**Records supplied**.
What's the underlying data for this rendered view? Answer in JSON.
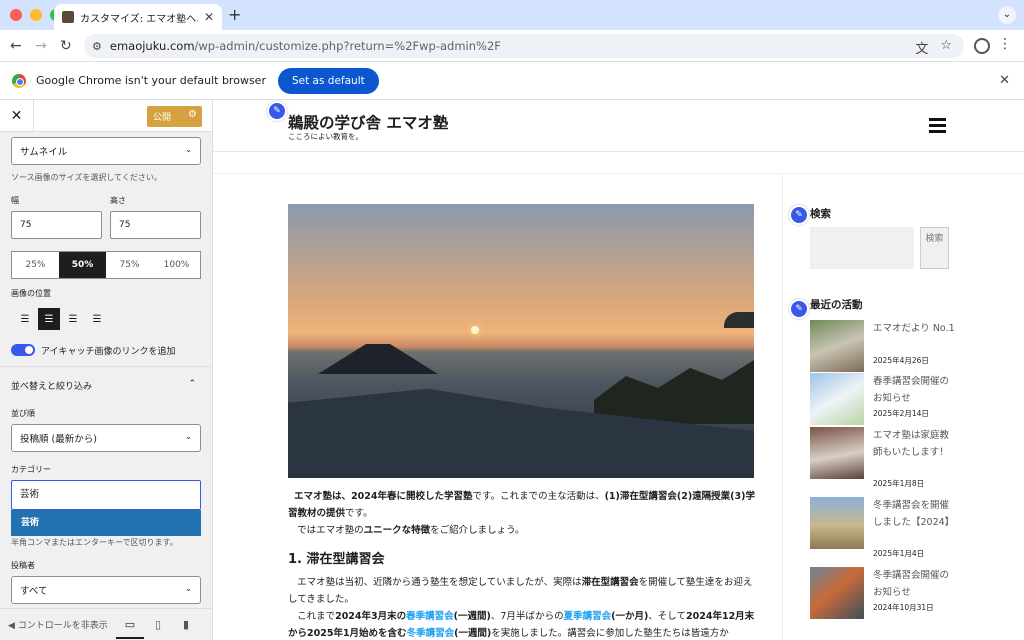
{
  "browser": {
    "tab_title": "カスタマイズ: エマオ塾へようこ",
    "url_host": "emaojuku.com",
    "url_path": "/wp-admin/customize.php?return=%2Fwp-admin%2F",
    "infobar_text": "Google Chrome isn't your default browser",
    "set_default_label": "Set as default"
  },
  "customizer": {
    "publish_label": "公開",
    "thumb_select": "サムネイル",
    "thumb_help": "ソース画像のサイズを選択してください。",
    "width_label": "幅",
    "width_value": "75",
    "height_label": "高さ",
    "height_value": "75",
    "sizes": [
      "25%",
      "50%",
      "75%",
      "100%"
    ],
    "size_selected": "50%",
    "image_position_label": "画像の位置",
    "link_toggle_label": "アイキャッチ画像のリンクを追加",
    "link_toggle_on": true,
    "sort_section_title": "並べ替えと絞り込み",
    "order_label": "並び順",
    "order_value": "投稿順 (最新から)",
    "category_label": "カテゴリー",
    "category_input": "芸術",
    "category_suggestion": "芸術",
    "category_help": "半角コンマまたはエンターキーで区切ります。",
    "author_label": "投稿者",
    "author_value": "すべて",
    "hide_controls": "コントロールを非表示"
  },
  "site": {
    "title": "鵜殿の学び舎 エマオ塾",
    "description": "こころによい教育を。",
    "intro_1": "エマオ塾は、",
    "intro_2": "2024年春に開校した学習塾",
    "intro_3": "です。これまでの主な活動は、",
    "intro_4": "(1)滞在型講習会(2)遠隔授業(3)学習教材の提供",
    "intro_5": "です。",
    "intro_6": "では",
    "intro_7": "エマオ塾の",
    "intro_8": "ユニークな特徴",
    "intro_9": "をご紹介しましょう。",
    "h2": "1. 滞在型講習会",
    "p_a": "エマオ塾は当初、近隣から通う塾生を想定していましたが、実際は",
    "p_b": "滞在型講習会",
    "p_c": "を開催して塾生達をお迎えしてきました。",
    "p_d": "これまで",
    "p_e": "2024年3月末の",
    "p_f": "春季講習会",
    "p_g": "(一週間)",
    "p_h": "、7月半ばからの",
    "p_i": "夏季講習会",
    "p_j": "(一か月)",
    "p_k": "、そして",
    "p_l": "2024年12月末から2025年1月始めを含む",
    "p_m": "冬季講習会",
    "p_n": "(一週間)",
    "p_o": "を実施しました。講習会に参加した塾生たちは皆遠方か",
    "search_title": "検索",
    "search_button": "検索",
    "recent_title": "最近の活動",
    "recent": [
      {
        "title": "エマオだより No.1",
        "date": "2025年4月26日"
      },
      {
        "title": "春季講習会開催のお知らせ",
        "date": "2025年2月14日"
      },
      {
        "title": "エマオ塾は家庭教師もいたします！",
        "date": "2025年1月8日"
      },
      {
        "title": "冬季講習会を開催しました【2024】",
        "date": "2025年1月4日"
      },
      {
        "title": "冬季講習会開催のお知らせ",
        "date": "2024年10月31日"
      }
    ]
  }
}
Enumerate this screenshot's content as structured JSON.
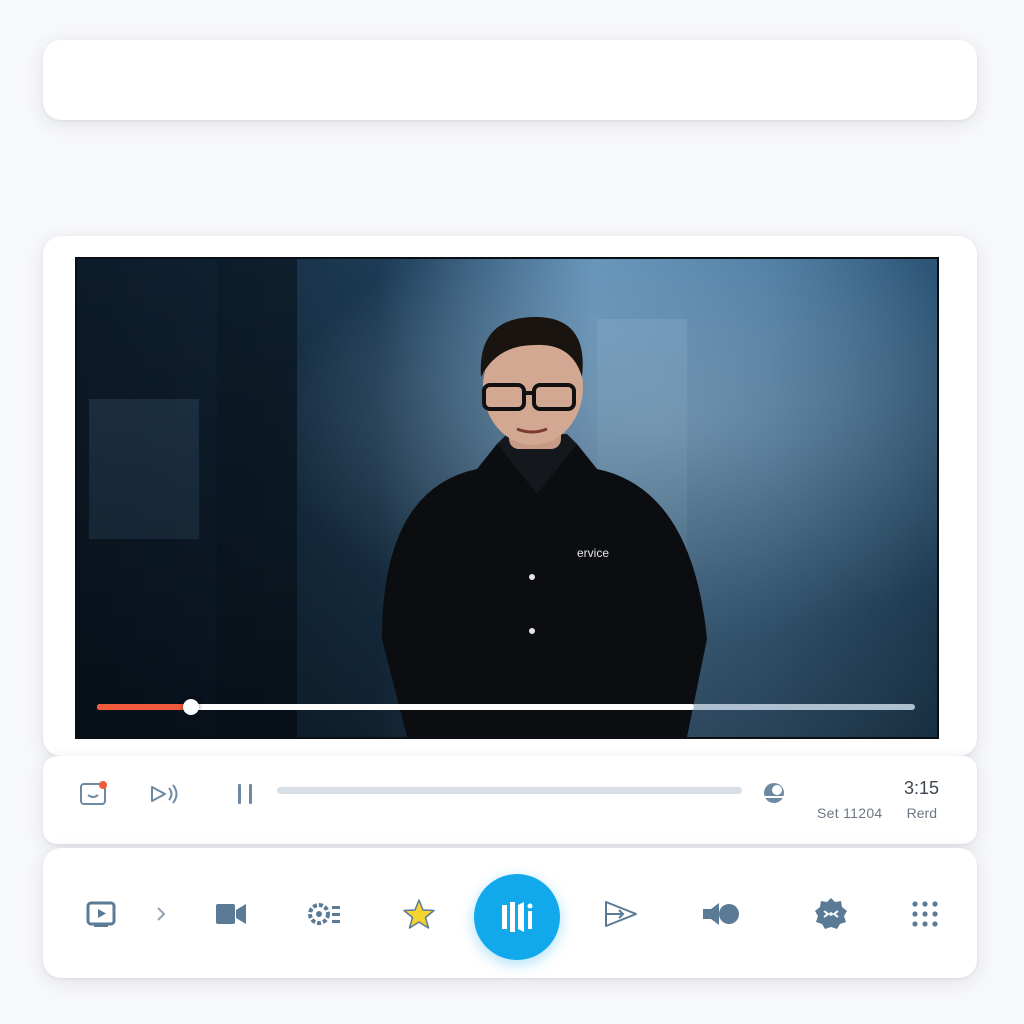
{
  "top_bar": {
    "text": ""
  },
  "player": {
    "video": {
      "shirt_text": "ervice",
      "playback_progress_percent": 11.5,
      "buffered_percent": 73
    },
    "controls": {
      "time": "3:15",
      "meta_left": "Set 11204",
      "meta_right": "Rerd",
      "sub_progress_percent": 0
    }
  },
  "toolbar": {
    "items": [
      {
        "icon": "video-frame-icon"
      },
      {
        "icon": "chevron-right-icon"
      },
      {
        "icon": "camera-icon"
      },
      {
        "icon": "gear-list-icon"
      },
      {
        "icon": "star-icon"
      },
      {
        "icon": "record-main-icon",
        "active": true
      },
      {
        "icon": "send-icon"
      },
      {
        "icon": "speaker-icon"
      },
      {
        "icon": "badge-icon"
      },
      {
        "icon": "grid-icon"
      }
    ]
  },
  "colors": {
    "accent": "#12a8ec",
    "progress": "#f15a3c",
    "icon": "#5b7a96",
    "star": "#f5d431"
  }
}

**Instructions for the task**. The pictures should not appear in the copy; every other part of the records above must be returned exactly.

**Solution to the problem**.
What's the underlying data for this rendered view? Answer in JSON.
{
  "browser": {
    "tab_title": "カスタマイズ: エマオ塾へようこ",
    "url_host": "emaojuku.com",
    "url_path": "/wp-admin/customize.php?return=%2Fwp-admin%2F",
    "infobar_text": "Google Chrome isn't your default browser",
    "set_default_label": "Set as default"
  },
  "customizer": {
    "publish_label": "公開",
    "thumb_select": "サムネイル",
    "thumb_help": "ソース画像のサイズを選択してください。",
    "width_label": "幅",
    "width_value": "75",
    "height_label": "高さ",
    "height_value": "75",
    "sizes": [
      "25%",
      "50%",
      "75%",
      "100%"
    ],
    "size_selected": "50%",
    "image_position_label": "画像の位置",
    "link_toggle_label": "アイキャッチ画像のリンクを追加",
    "link_toggle_on": true,
    "sort_section_title": "並べ替えと絞り込み",
    "order_label": "並び順",
    "order_value": "投稿順 (最新から)",
    "category_label": "カテゴリー",
    "category_input": "芸術",
    "category_suggestion": "芸術",
    "category_help": "半角コンマまたはエンターキーで区切ります。",
    "author_label": "投稿者",
    "author_value": "すべて",
    "hide_controls": "コントロールを非表示"
  },
  "site": {
    "title": "鵜殿の学び舎 エマオ塾",
    "description": "こころによい教育を。",
    "intro_1": "エマオ塾は、",
    "intro_2": "2024年春に開校した学習塾",
    "intro_3": "です。これまでの主な活動は、",
    "intro_4": "(1)滞在型講習会(2)遠隔授業(3)学習教材の提供",
    "intro_5": "です。",
    "intro_6": "では",
    "intro_7": "エマオ塾の",
    "intro_8": "ユニークな特徴",
    "intro_9": "をご紹介しましょう。",
    "h2": "1. 滞在型講習会",
    "p_a": "エマオ塾は当初、近隣から通う塾生を想定していましたが、実際は",
    "p_b": "滞在型講習会",
    "p_c": "を開催して塾生達をお迎えしてきました。",
    "p_d": "これまで",
    "p_e": "2024年3月末の",
    "p_f": "春季講習会",
    "p_g": "(一週間)",
    "p_h": "、7月半ばからの",
    "p_i": "夏季講習会",
    "p_j": "(一か月)",
    "p_k": "、そして",
    "p_l": "2024年12月末から2025年1月始めを含む",
    "p_m": "冬季講習会",
    "p_n": "(一週間)",
    "p_o": "を実施しました。講習会に参加した塾生たちは皆遠方か",
    "search_title": "検索",
    "search_button": "検索",
    "recent_title": "最近の活動",
    "recent": [
      {
        "title": "エマオだより No.1",
        "date": "2025年4月26日"
      },
      {
        "title": "春季講習会開催のお知らせ",
        "date": "2025年2月14日"
      },
      {
        "title": "エマオ塾は家庭教師もいたします！",
        "date": "2025年1月8日"
      },
      {
        "title": "冬季講習会を開催しました【2024】",
        "date": "2025年1月4日"
      },
      {
        "title": "冬季講習会開催のお知らせ",
        "date": "2024年10月31日"
      }
    ]
  }
}
Enumerate this screenshot's content as structured JSON.
{
  "top_bar": {
    "text": ""
  },
  "player": {
    "video": {
      "shirt_text": "ervice",
      "playback_progress_percent": 11.5,
      "buffered_percent": 73
    },
    "controls": {
      "time": "3:15",
      "meta_left": "Set 11204",
      "meta_right": "Rerd",
      "sub_progress_percent": 0
    }
  },
  "toolbar": {
    "items": [
      {
        "icon": "video-frame-icon"
      },
      {
        "icon": "chevron-right-icon"
      },
      {
        "icon": "camera-icon"
      },
      {
        "icon": "gear-list-icon"
      },
      {
        "icon": "star-icon"
      },
      {
        "icon": "record-main-icon",
        "active": true
      },
      {
        "icon": "send-icon"
      },
      {
        "icon": "speaker-icon"
      },
      {
        "icon": "badge-icon"
      },
      {
        "icon": "grid-icon"
      }
    ]
  },
  "colors": {
    "accent": "#12a8ec",
    "progress": "#f15a3c",
    "icon": "#5b7a96",
    "star": "#f5d431"
  }
}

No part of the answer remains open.